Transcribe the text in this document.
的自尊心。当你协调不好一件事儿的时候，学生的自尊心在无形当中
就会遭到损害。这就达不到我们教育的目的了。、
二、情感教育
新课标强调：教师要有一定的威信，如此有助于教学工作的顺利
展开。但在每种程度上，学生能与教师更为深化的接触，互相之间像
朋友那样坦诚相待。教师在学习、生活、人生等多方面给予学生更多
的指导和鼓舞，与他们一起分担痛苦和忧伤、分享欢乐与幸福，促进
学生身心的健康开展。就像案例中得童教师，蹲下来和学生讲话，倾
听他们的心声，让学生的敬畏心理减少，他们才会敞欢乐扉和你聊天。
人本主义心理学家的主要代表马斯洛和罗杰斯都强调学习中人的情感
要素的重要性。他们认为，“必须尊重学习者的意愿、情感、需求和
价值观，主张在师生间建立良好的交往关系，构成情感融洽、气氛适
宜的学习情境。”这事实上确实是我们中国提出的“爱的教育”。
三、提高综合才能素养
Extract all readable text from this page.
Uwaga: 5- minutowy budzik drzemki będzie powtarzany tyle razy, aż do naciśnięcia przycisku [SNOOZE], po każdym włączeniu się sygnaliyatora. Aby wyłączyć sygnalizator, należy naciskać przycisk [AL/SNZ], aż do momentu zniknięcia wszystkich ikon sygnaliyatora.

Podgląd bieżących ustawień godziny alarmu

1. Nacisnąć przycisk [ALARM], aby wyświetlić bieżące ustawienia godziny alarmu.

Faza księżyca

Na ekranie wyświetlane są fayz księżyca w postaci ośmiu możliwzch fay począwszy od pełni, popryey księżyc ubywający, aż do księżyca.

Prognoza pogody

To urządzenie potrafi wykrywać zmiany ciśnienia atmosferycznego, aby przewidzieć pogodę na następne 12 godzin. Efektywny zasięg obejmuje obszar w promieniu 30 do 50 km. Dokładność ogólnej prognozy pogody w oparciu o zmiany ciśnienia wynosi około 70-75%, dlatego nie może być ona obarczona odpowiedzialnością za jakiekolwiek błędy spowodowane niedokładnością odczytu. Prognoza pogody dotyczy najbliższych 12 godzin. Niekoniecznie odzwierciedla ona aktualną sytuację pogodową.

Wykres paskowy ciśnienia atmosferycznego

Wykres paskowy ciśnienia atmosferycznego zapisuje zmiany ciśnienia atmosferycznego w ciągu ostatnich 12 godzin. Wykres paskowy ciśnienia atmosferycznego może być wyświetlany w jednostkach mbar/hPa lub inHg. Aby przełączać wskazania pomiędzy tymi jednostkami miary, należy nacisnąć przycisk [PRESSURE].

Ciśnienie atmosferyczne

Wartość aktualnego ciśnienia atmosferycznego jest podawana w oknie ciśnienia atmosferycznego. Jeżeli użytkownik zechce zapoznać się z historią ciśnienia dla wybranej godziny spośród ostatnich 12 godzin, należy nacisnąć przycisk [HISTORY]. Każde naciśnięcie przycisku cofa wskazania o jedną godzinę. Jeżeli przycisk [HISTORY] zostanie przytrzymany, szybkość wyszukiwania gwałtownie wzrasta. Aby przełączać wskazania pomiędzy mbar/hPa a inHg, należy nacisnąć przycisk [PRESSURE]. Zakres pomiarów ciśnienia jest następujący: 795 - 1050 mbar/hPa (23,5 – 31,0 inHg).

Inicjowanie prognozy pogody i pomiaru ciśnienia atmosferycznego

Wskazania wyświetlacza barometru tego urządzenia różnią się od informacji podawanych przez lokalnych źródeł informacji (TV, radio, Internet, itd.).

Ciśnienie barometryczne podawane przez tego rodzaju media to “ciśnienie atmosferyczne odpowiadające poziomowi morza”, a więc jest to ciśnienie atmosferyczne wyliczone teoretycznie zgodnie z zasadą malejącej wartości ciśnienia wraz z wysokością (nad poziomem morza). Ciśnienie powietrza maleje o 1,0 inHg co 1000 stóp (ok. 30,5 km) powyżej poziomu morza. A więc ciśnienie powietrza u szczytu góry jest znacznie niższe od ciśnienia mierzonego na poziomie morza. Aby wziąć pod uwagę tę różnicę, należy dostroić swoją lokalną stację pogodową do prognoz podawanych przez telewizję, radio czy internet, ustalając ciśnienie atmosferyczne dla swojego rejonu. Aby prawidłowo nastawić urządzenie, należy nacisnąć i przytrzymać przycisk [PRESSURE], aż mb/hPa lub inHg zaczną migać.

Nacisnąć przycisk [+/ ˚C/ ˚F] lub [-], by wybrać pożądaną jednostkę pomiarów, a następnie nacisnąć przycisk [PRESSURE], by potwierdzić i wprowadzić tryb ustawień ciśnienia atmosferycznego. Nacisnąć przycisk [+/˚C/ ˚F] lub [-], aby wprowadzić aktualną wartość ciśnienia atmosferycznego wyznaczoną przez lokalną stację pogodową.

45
★ ★ ★ ★
Collect the lines that hold "this".

Transcribe the text in this document.
Extract all readable text from this page.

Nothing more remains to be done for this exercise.